Le retrait des Etats-Unis de l'Accord sur le climat : l'obsession de « l'America first » de Donald Trump conduira à « l'Anti-Americanism second » dans le monde (Art.440)


Comme c'était prévisible, le président des Etats-Unis a décidé de se retirer de l'accord sur le climat conclu à Paris dans le cadre de la COP21. La décision de Donald Trump est suffisamment grave qu'elle suscite un tollé médiatique et quinze réflexions.

1. L'ACCORD INTERNATIONAL SUR LE CLIMAT : UNE DÉCLARATION DE L'ETAT D'URGENCE SUR TERRE

L'Accord sur le climat concerne l'engagement de 194 pays du monde (plus l'Union européenne), le 12 décembre 2015, à prendre des mesures efficaces à l'avenir « en contenant l'élévation de la température moyenne de la planète nettement en dessous de 2 °C par rapport aux niveaux préindustriels et en poursuivant l'action menée pour limiter l'élévation de la température à 1,5 °C » (Article 2).

Il faut bien dire qu'il est urgent d'agir. Nous sommes à 0,85 °C déjà. Si on ne fait rien, nous aurions jusqu'à 4,6 °C de plus à la surface du globe terrestre à la fin du 21e siècle, par rapport à la fin du 20e siècle. Continuer comme si de rien n'était et les conséquences seront dramatiques et irréversibles pour tous: fonte des glaces, montée des eaux, acidification des océans, augmentation des précipitations (en Amérique et Europe du Nord), inondations, canicules, sécheresse (en Méditerranée), disparitions d'espèces, déplacements de populations, rendement agricole abaissé, sécurité alimentaire menacée, etc.

────

Travail à faire:
[a] D'après le texte sur l'Accord sur le climat, combien de pays se sont engagés le 12 décembre 2015 ?
[b] Expliquez, en vous appuyant sur le texte sur l'Accord sur le climat, pourquoi il est urgent d'agir.
[c] Poursuivez, s'il vous plaît, le texte sur l'Accord sur le climat à partir de l'endroit où il s'arrête.

────

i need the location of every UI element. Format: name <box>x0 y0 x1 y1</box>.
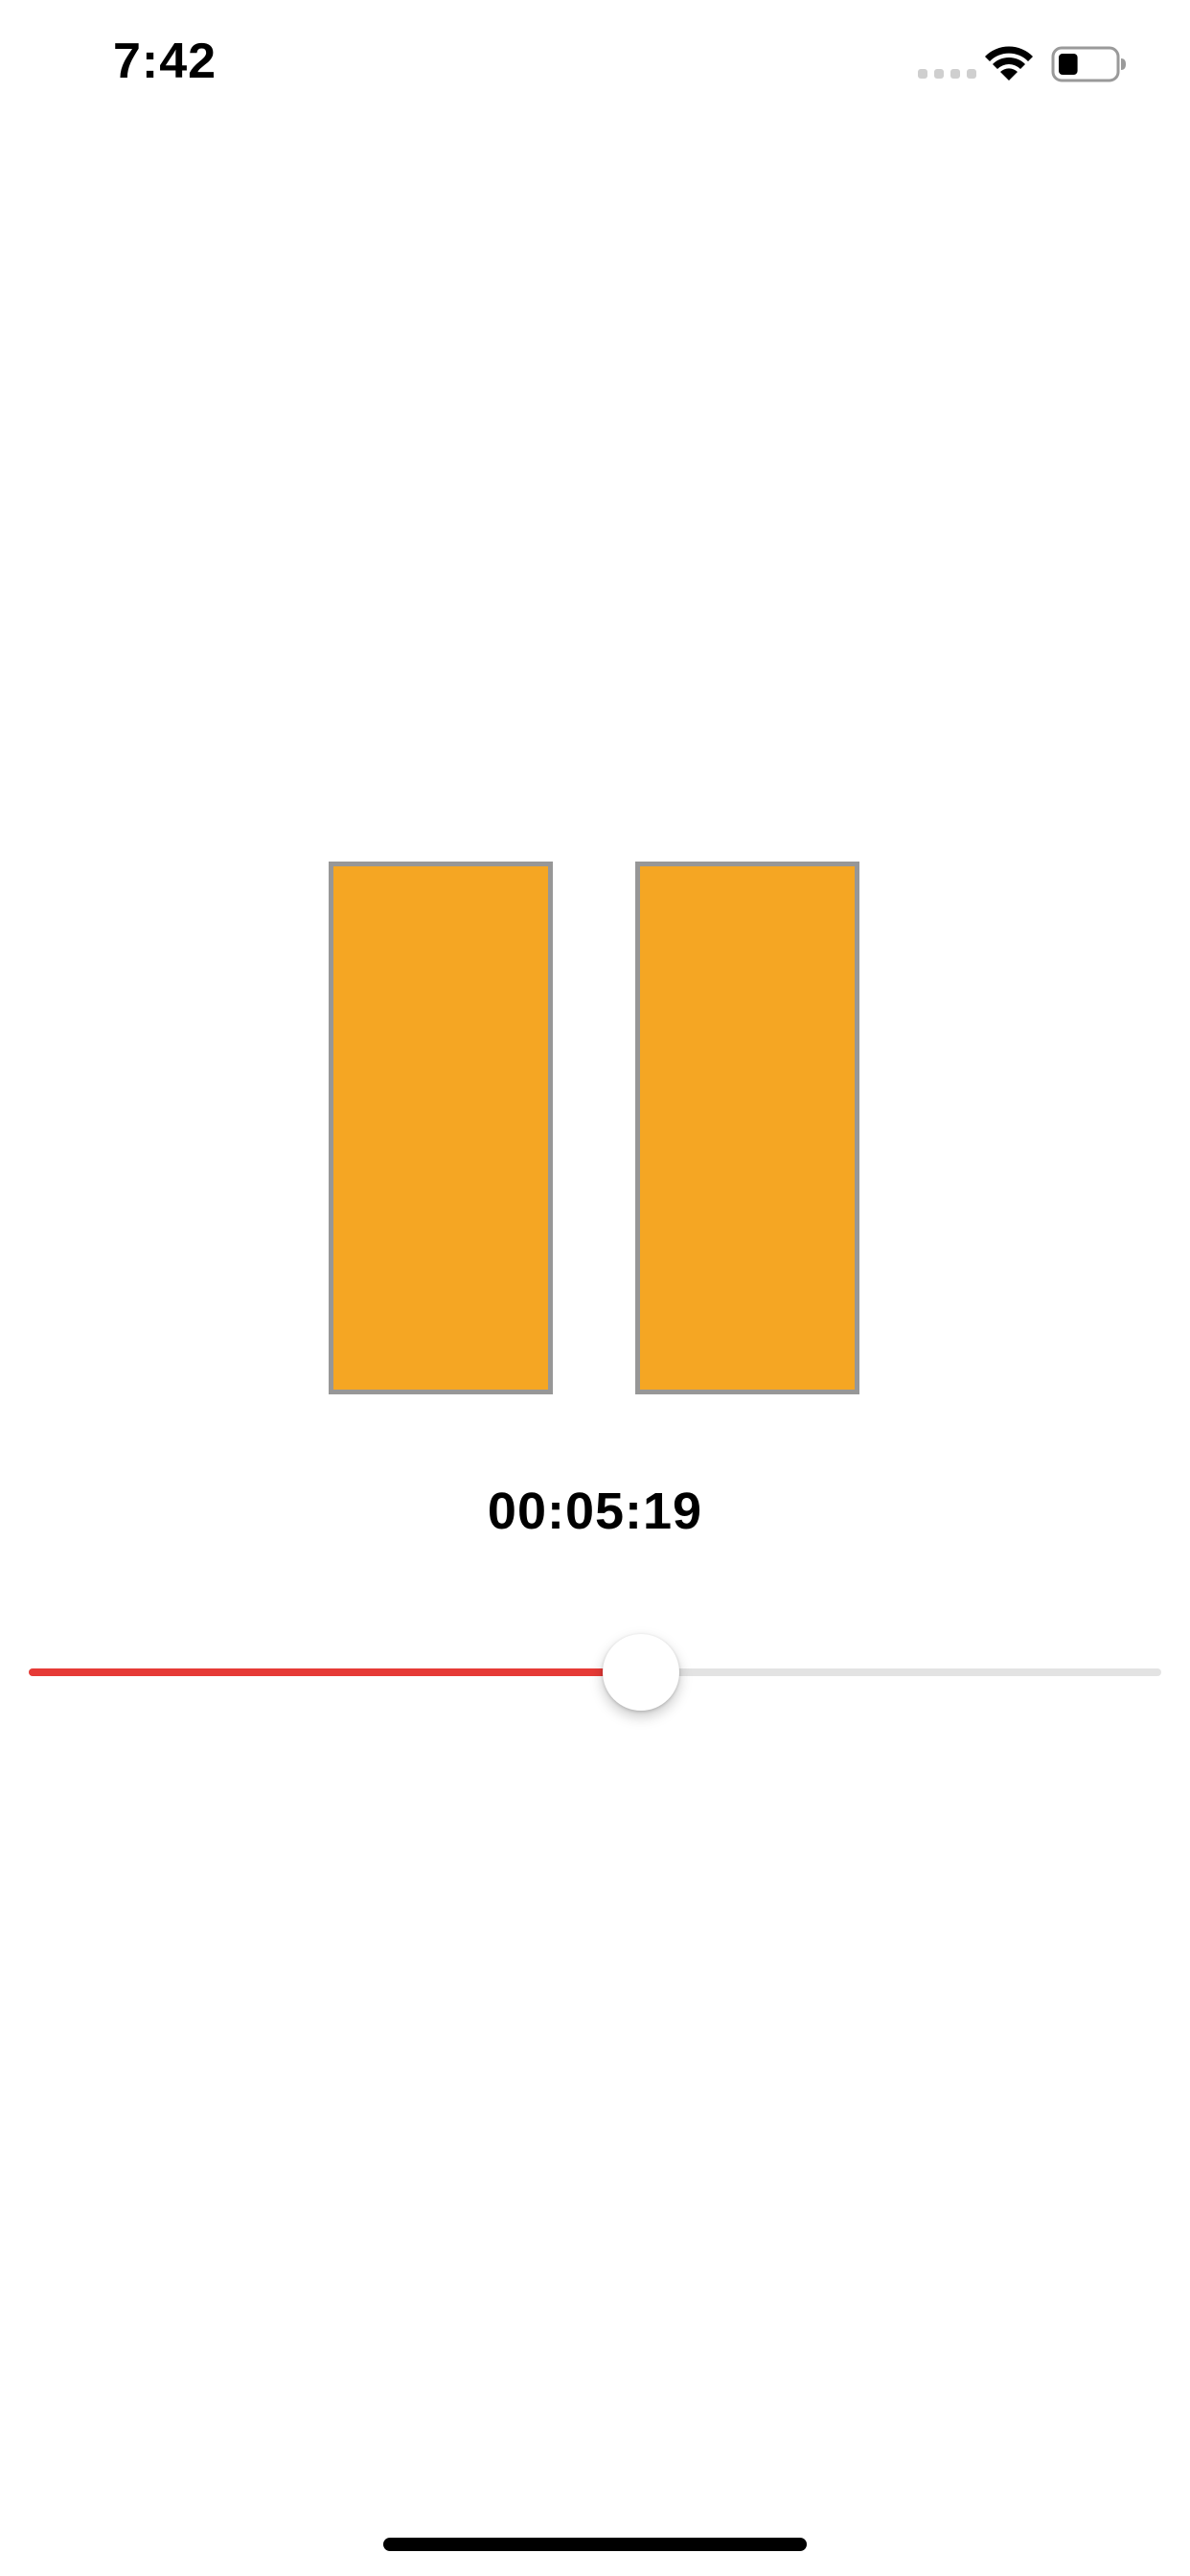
battery-icon <box>1051 46 1126 82</box>
pause-icon-left-bar <box>329 862 553 1394</box>
home-indicator[interactable] <box>383 2538 807 2551</box>
slider-thumb[interactable] <box>603 1634 680 1711</box>
signal-dots-icon <box>918 69 976 79</box>
wifi-icon <box>985 46 1033 80</box>
slider-progress-fill <box>29 1668 642 1676</box>
status-time: 7:42 <box>113 34 217 89</box>
progress-slider[interactable] <box>29 1629 1161 1715</box>
status-bar: 7:42 <box>0 0 1190 126</box>
pause-button[interactable] <box>329 862 861 1394</box>
pause-icon-right-bar <box>635 862 859 1394</box>
elapsed-time-label: 00:05:19 <box>487 1483 703 1540</box>
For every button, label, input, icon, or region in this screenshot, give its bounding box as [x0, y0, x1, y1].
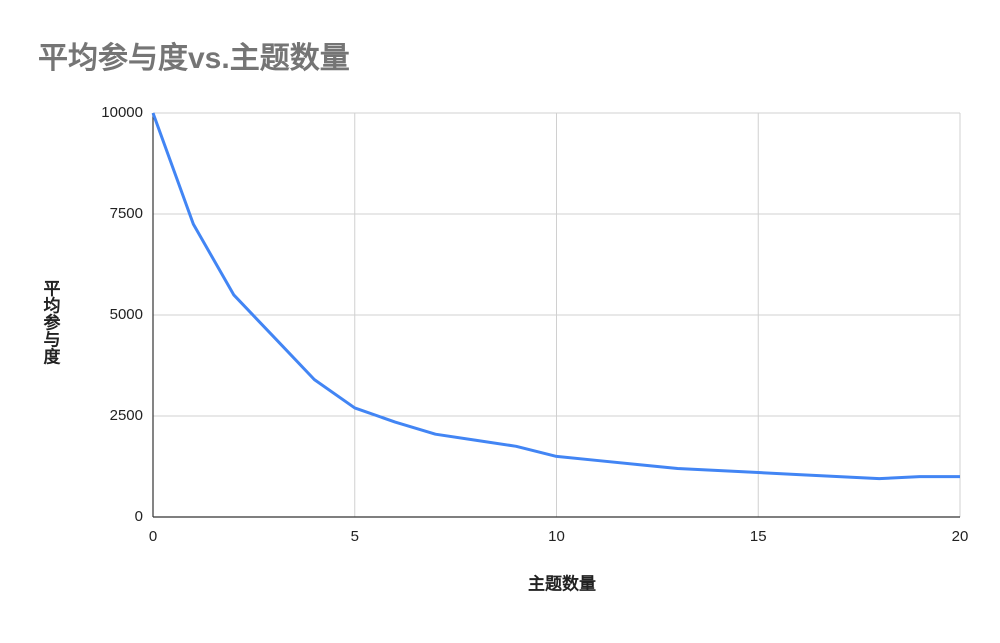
x-tick-label: 10	[548, 528, 565, 545]
x-tick-label: 0	[149, 528, 157, 545]
y-tick-label: 5000	[110, 306, 143, 323]
x-tick-label: 15	[750, 528, 767, 545]
y-tick-label: 0	[135, 508, 143, 525]
y-axis-label: 平均参与度	[41, 280, 61, 366]
y-tick-label: 7500	[110, 205, 143, 222]
x-axis-label: 主题数量	[528, 573, 596, 593]
x-tick-label: 5	[351, 528, 359, 545]
y-tick-label: 2500	[110, 407, 143, 424]
data-line	[151, 112, 960, 481]
y-tick-label: 10000	[101, 104, 143, 121]
x-tick-label: 20	[952, 528, 969, 545]
chart-title: 平均参与度vs.主题数量	[38, 42, 350, 75]
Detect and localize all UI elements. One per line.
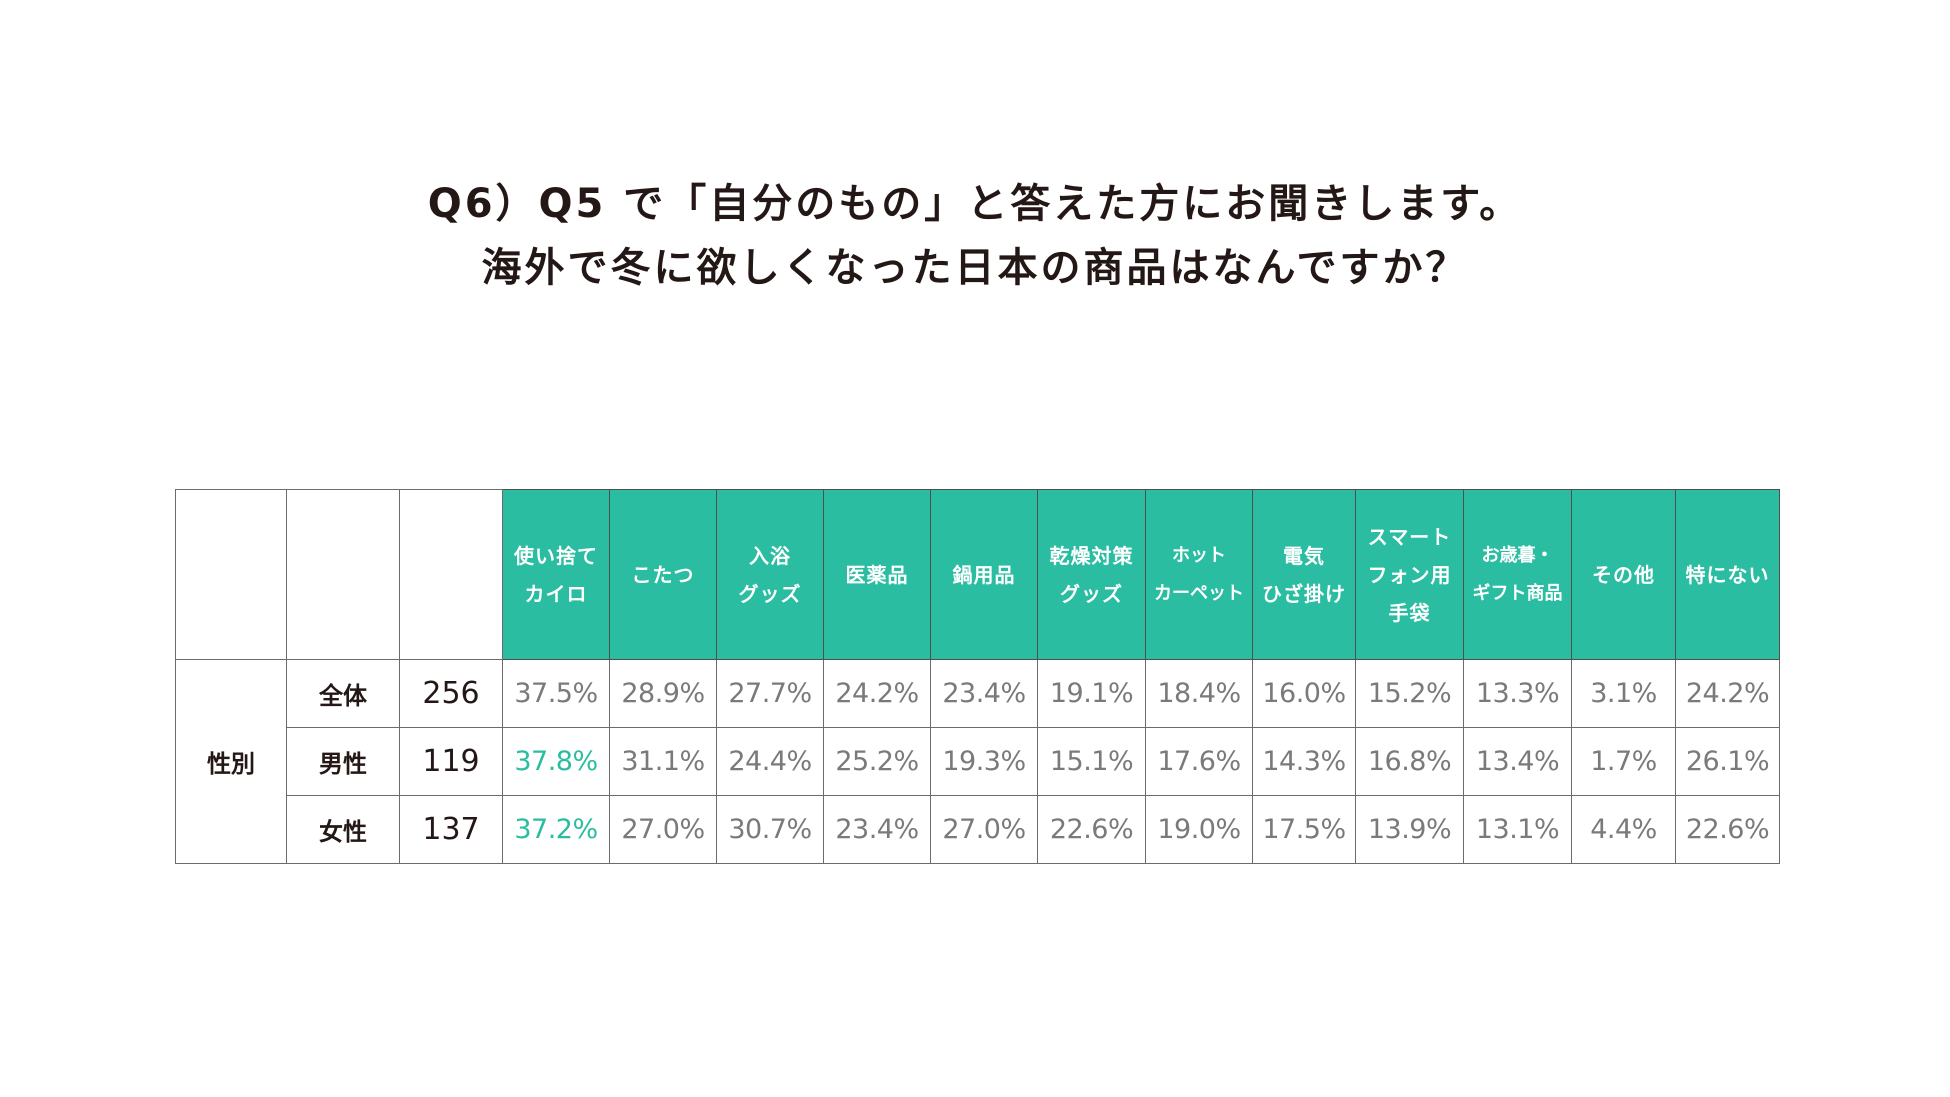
value-cell: 18.4% <box>1145 659 1253 728</box>
group-label: 性別 <box>175 659 287 864</box>
value-cell: 24.2% <box>1675 659 1780 728</box>
value-cell: 13.9% <box>1355 795 1464 864</box>
value-cell: 37.2% <box>502 795 610 864</box>
table-row: 性別 全体 256 37.5% 28.9% 27.7% 24.2% 23.4% 19.1% 18.… <box>175 659 1780 864</box>
column-header: 電気 ひざ掛け <box>1252 489 1356 660</box>
column-header-line: 入浴 <box>749 543 791 568</box>
value-cell: 28.9% <box>609 659 717 728</box>
value-cell: 16.0% <box>1252 659 1356 728</box>
value-cell: 26.1% <box>1675 727 1780 796</box>
chart-title: Q6）Q5 で「自分のもの」と答えた方にお聞きします。 海外で冬に欲しくなった日… <box>0 172 1950 300</box>
column-header-line: スマート <box>1367 524 1452 549</box>
value-cell: 27.0% <box>930 795 1038 864</box>
column-header: 乾燥対策 グッズ <box>1037 489 1146 660</box>
column-header: お歳暮・ ギフト商品 <box>1463 489 1572 660</box>
value-cell: 25.2% <box>823 727 931 796</box>
value-cell: 23.4% <box>823 795 931 864</box>
column-header-line: 電気 <box>1283 543 1325 568</box>
value-cell: 22.6% <box>1037 795 1146 864</box>
column-header-line: 医薬品 <box>845 562 909 587</box>
value-cell: 27.0% <box>609 795 717 864</box>
column-header: 入浴 グッズ <box>716 489 824 660</box>
row-label: 全体 <box>286 659 400 728</box>
value-cell: 22.6% <box>1675 795 1780 864</box>
value-cell: 19.1% <box>1037 659 1146 728</box>
value-cell: 16.8% <box>1355 727 1464 796</box>
column-header: ホット カーペット <box>1145 489 1253 660</box>
value-cell: 13.4% <box>1463 727 1572 796</box>
value-cell: 30.7% <box>716 795 824 864</box>
column-header-line: こたつ <box>631 562 695 587</box>
value-cell: 1.7% <box>1571 727 1676 796</box>
header-row: 使い捨て カイロ こたつ 入浴 グッズ 医薬品 鍋用品 乾燥対策 グッズ ホット カーペット 電気 ひざ… <box>175 489 1780 660</box>
sample-size: 256 <box>399 659 503 728</box>
blank-header-cell <box>175 489 287 660</box>
column-header-line: カーペット <box>1154 582 1244 604</box>
value-cell: 19.3% <box>930 727 1038 796</box>
value-cell: 37.5% <box>502 659 610 728</box>
row-label: 男性 <box>286 727 400 796</box>
title-line-2: 海外で冬に欲しくなった日本の商品はなんですか？ <box>481 245 1469 291</box>
column-header-line: 手袋 <box>1388 600 1431 625</box>
table-row: 女性 137 37.2% 27.0% 30.7% 23.4% 27.0% 22.6% 19.0%… <box>176 795 1780 864</box>
value-cell: 19.0% <box>1145 795 1253 864</box>
column-header: 鍋用品 <box>930 489 1038 660</box>
value-cell: 27.7% <box>716 659 824 728</box>
value-cell: 4.4% <box>1571 795 1676 864</box>
column-header-line: ひざ掛け <box>1262 581 1346 606</box>
value-cell: 13.3% <box>1463 659 1572 728</box>
column-header-line: ギフト商品 <box>1472 582 1563 604</box>
column-header-line: グッズ <box>738 581 802 606</box>
title-line-1: Q6）Q5 で「自分のもの」と答えた方にお聞きします。 <box>427 181 1523 227</box>
column-header-line: フォン用 <box>1367 562 1452 587</box>
column-header-line: 特にない <box>1685 562 1770 587</box>
value-cell: 24.4% <box>716 727 824 796</box>
row-label: 女性 <box>286 795 400 864</box>
value-cell: 3.1% <box>1571 659 1676 728</box>
blank-header-cell <box>286 489 400 660</box>
value-cell: 24.2% <box>823 659 931 728</box>
column-header-line: お歳暮・ <box>1481 544 1554 566</box>
column-header-line: 乾燥対策 <box>1049 543 1134 568</box>
value-cell: 17.6% <box>1145 727 1253 796</box>
column-header: 特にない <box>1675 489 1780 660</box>
column-header: スマートフォン用手袋 <box>1355 489 1464 660</box>
sample-size: 119 <box>399 727 503 796</box>
survey-results-table: 使い捨て カイロ こたつ 入浴 グッズ 医薬品 鍋用品 乾燥対策 グッズ ホット カーペット 電気 ひざ… <box>175 489 1780 864</box>
column-header: その他 <box>1571 489 1676 660</box>
sample-size: 137 <box>399 795 503 864</box>
column-header-line: 鍋用品 <box>952 562 1016 587</box>
column-header-line: カイロ <box>524 581 588 606</box>
value-cell: 17.5% <box>1252 795 1356 864</box>
column-header-line: 使い捨て <box>514 543 598 568</box>
value-cell: 37.8% <box>502 727 610 796</box>
column-header: 医薬品 <box>823 489 931 660</box>
value-cell: 23.4% <box>930 659 1038 728</box>
value-cell: 31.1% <box>609 727 717 796</box>
blank-header-cell <box>399 489 503 660</box>
table-row: 男性 119 37.8% 31.1% 24.4% 25.2% 19.3% 15.1% 17.6%… <box>176 727 1780 796</box>
value-cell: 13.1% <box>1463 795 1572 864</box>
column-header: 使い捨て カイロ <box>502 489 610 660</box>
column-header-line: その他 <box>1592 562 1655 587</box>
column-header: こたつ <box>609 489 717 660</box>
value-cell: 15.2% <box>1355 659 1464 728</box>
column-header-line: グッズ <box>1060 581 1123 606</box>
column-header-line: ホット <box>1172 544 1226 566</box>
value-cell: 14.3% <box>1252 727 1356 796</box>
value-cell: 15.1% <box>1037 727 1146 796</box>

────

Corrigé de l'exercice:
[a] 194 pays, plus l'Union européenne.

[b] Le réchauffement atteint déjà 0,85 °C. Sans action, la surface du globe pourrait gagner jusqu'à 4,6 °C de plus à la fin du 21e siècle par rapport à la fin du 20e siècle. Les conséquences seraient alors dramatiques et irréversibles pour tous, comme la fonte des glaces, la montée des eaux ou la menace sur la sécurité alimentaire.

[c]
2. LES CONSÉQUENCES DU CHANGEMENT CLIMATIQUE SUR LA PLANÈTE BLEUE, NOTAMMENT AU LIBAN

Le changement climatique aura trois conséquences certaines, concrètes et majeures pour tout le monde. Il affectera les températures, les précipitations et le niveau des eaux. Le Liban sera affecté de plein fouet. D'une part, il pleuvra moins dans notre contrée, entrainant de graves problèmes d'approvisionnement en eau douce et de distribution d'eau potable. Déjà qu'on n'est pas gâtés. Au pays où coulaient jadis le lait et le miel, ça la fout mal. Nous connaitrons par ailleurs des épisodes de canicules de plus en plus tôt et de plus en plus long. Qui dit chaleur, dit climatiseur, d'où une hausse astronomique de la consommation électrique. Là aussi, déjà qu'on n'est pas gâtés. Ce n'est pas une Fatmagül Sultan qu'il va nous falloir, mais des douzaines de centrales électriques flottantes.

Toujours est-il que la plus spectaculaire conséquence pour l'ensemble des pays de la Planète bleue sera la montée des eaux. Toutes les régions côtières, des îles entières et de grandes villes dans le monde, dont Venise, Amsterdam, Londres, Hongkong, Tokyo, Sydney, Bombay, Singapour, Alexandrie, Rio, Buenos Aires, Miami ou même New York, sont menacées à long terme d'être englouties en grande ou en petite partie par les eaux. A 2 °C, scénario optimiste, les océans monteront de 4,7 m et engloutiront des terres actuellement peuplées par 280 millions de personnes. A 4 °C, scénario pessimiste, les océans monteront de 8,9 m, un tiers de la biodiversité périra et l'humanité devra faire face à plus de 600 millions « de déplacés et de réfugiés climatiques »

Les simulations photographiques réalisées par l'organisation américaine Climate Central, concernant les villes de Londres, Sydney et New York, et insérées dans cet article, font vraiment froid dans le dos.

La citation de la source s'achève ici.